A Complete TDD Session
Here is the full Red-Green-Refactor cycle applied to building a Stack module.
Step 1 — Red. Write the test first. It fails because Stack does not exist yet.
describe("Stack", function()
describe("push", function()
it("adds an element to the top", function()
local s = Stack.new()
s:push("first")
assert.are.equal("first", s:top())
end)
end)
end)
Running busted stack_spec.lua gives you a failure — Stack is nil.
Step 2 — Green. Write the minimum code to pass.
local Stack = {}
function Stack.new() return setmetatable({ _ = {} }, { __index = Stack }) end
function Stack.push(self, v) table.insert(self._, v) end
function Stack.top(self) return self._[#self._] end
Run the tests again and they pass. Do not add pop or is_empty yet.
Step 3 — Refactor. The storage key _ is a bit ugly. Refactor to _items and verify the tests still pass. This is refactoring — behaviour unchanged, only structure improved.
Now repeat the cycle for pop and is_empty. Each small behaviour gets its own failing test first, then the minimum code to pass, then a quick refactor. The final module is small, focused, and tested.
The key discipline: never add a feature without a failing test driving it. Even something as simple as is_empty starts as a test.

==============================

Task details: For each statement, decide whether it agrees with the passage on the TDD session, answering yes or no and quoting the deciding words. 1. The first test fails because the Stack module has not been written yet. 2. In the Green step, pop and is_empty are written together with push. 3. The refactor renames the storage key from _ to _items.

Given information:

==============================

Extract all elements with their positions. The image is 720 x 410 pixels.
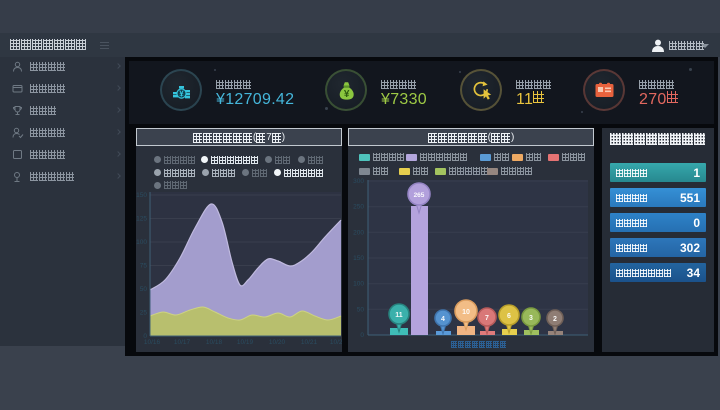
- svg-text:10/17: 10/17: [174, 339, 191, 346]
- svg-text:10: 10: [462, 309, 470, 316]
- svg-text:10/20: 10/20: [269, 339, 286, 346]
- svg-text:¥: ¥: [179, 89, 184, 98]
- svg-text:4: 4: [441, 316, 445, 323]
- svg-text:125: 125: [136, 216, 147, 223]
- svg-text:250: 250: [353, 204, 364, 211]
- svg-text:11: 11: [395, 312, 403, 319]
- svg-text:25: 25: [140, 310, 148, 317]
- svg-text:50: 50: [357, 306, 365, 313]
- svg-text:10/18: 10/18: [206, 339, 223, 346]
- svg-text:100: 100: [353, 281, 364, 288]
- svg-text:100: 100: [136, 239, 147, 246]
- svg-text:3: 3: [529, 315, 533, 322]
- svg-text:0: 0: [360, 332, 364, 339]
- svg-text:75: 75: [140, 263, 148, 270]
- svg-text:300: 300: [353, 178, 364, 185]
- svg-text:10/16: 10/16: [144, 339, 161, 346]
- svg-text:10/19: 10/19: [237, 339, 254, 346]
- svg-text:150: 150: [136, 192, 147, 199]
- svg-text:200: 200: [353, 229, 364, 236]
- svg-text:265: 265: [414, 192, 425, 199]
- svg-text:7: 7: [485, 315, 489, 322]
- svg-text:2: 2: [553, 316, 557, 323]
- svg-text:150: 150: [353, 255, 364, 262]
- svg-text:10/21: 10/21: [301, 339, 318, 346]
- svg-text:50: 50: [140, 286, 148, 293]
- svg-text:0: 0: [143, 333, 147, 340]
- svg-text:¥: ¥: [343, 89, 349, 100]
- svg-text:6: 6: [507, 313, 511, 320]
- svg-text:10/22: 10/22: [330, 339, 342, 346]
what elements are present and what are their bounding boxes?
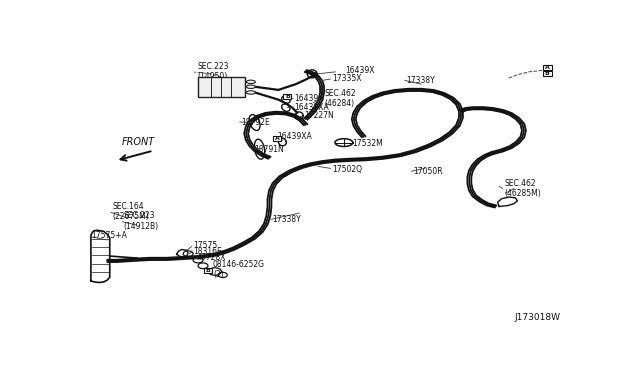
Bar [543, 71, 552, 76]
Bar [284, 94, 291, 99]
Text: A: A [275, 136, 280, 141]
Text: 16439XA: 16439XA [277, 132, 312, 141]
Text: B: B [285, 94, 290, 99]
Ellipse shape [246, 80, 255, 84]
Text: SEC.164
(22675M): SEC.164 (22675M) [112, 202, 149, 221]
Bar [543, 65, 552, 70]
Text: SEC.223
(14950): SEC.223 (14950) [197, 62, 228, 81]
Text: 17338Y: 17338Y [273, 215, 301, 224]
Bar [198, 77, 245, 97]
Text: 17532M: 17532M [352, 139, 383, 148]
Bar [204, 268, 212, 273]
Bar [273, 136, 282, 141]
Text: SEC.462
(46285M): SEC.462 (46285M) [504, 179, 541, 198]
Text: SEC.223
(14912B): SEC.223 (14912B) [124, 211, 159, 231]
Text: B: B [205, 268, 211, 273]
Text: 18791N: 18791N [255, 145, 284, 154]
Text: 17227N: 17227N [304, 111, 334, 120]
Text: A: A [545, 65, 550, 70]
Text: 16439X: 16439X [294, 94, 324, 103]
Text: 08146-6252G
(2): 08146-6252G (2) [213, 260, 265, 279]
Ellipse shape [246, 85, 255, 89]
Text: 17050R: 17050R [413, 167, 443, 176]
Text: 18316E: 18316E [193, 247, 222, 256]
Text: B: B [545, 71, 550, 76]
Text: 17575: 17575 [193, 241, 218, 250]
Text: 17335X: 17335X [332, 74, 362, 83]
Text: 17502Q: 17502Q [332, 165, 362, 174]
Text: 16439XA: 16439XA [294, 103, 329, 112]
Text: J173018W: J173018W [514, 313, 560, 322]
Text: FRONT: FRONT [122, 137, 155, 147]
Text: 17575+A: 17575+A [91, 231, 127, 240]
Text: 17338Y: 17338Y [406, 76, 435, 85]
Text: 16439X: 16439X [346, 67, 375, 76]
Text: 18792E: 18792E [241, 118, 270, 127]
Text: 49728X: 49728X [196, 253, 226, 262]
Ellipse shape [246, 91, 255, 94]
Text: SEC.462
(46284): SEC.462 (46284) [324, 89, 356, 108]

==============================

Task result:
1. Yes: "It fails because Stack does not exist yet."
2. No: "Do not add pop or is_empty yet."
3. Yes: "The storage key _ is a bit ugly. Refactor to _items and verify the tests still pass."